──────── Extracted material

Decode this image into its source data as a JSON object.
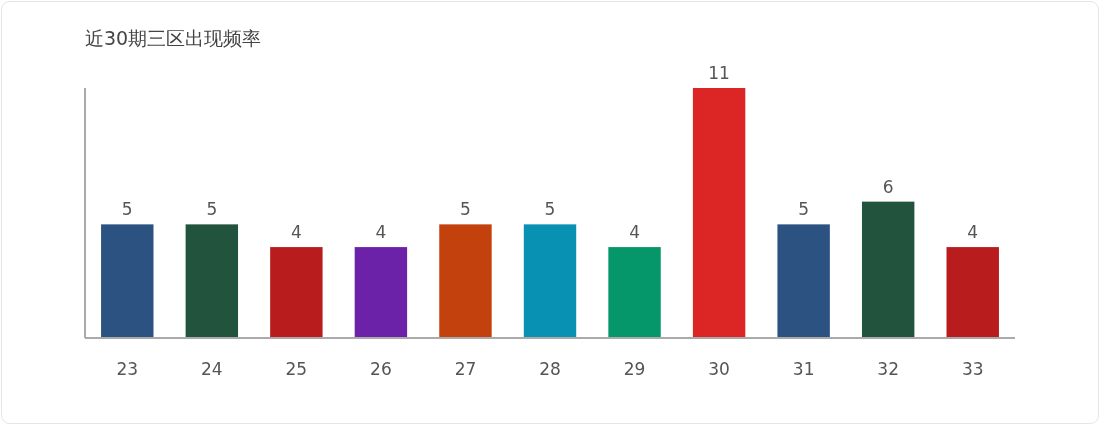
{
  "chart_data": {
    "type": "bar",
    "title": "近30期三区出现频率",
    "categories": [
      "23",
      "24",
      "25",
      "26",
      "27",
      "28",
      "29",
      "30",
      "31",
      "32",
      "33"
    ],
    "values": [
      5,
      5,
      4,
      4,
      5,
      5,
      4,
      11,
      5,
      6,
      4
    ],
    "colors": [
      "#2c5282",
      "#22543d",
      "#b91c1c",
      "#6b21a8",
      "#c2410c",
      "#0891b2",
      "#059669",
      "#dc2626",
      "#2c5282",
      "#22543d",
      "#b91c1c"
    ],
    "ylim": [
      0,
      11
    ],
    "data_labels": true,
    "tick_labels": "x"
  }
}
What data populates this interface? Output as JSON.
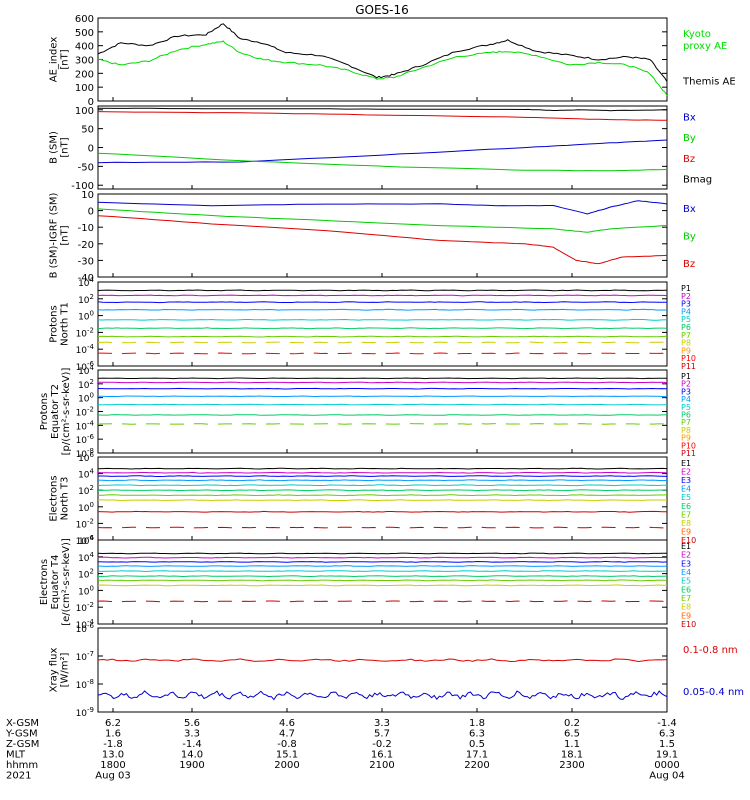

────────────────

▶ _Description of the task_:
Restate the data above exactly, stripping out each image.

▶ _The solution_:
Decode this image into its source data as a JSON object.
{
  "chart_data": {
    "type": "bar",
    "title": "近30期三区出现频率",
    "categories": [
      "23",
      "24",
      "25",
      "26",
      "27",
      "28",
      "29",
      "30",
      "31",
      "32",
      "33"
    ],
    "values": [
      5,
      5,
      4,
      4,
      5,
      5,
      4,
      11,
      5,
      6,
      4
    ],
    "colors": [
      "#2c5282",
      "#22543d",
      "#b91c1c",
      "#6b21a8",
      "#c2410c",
      "#0891b2",
      "#059669",
      "#dc2626",
      "#2c5282",
      "#22543d",
      "#b91c1c"
    ],
    "ylim": [
      0,
      11
    ],
    "data_labels": true,
    "tick_labels": "x"
  }
}
What data populates this interface? Output as JSON.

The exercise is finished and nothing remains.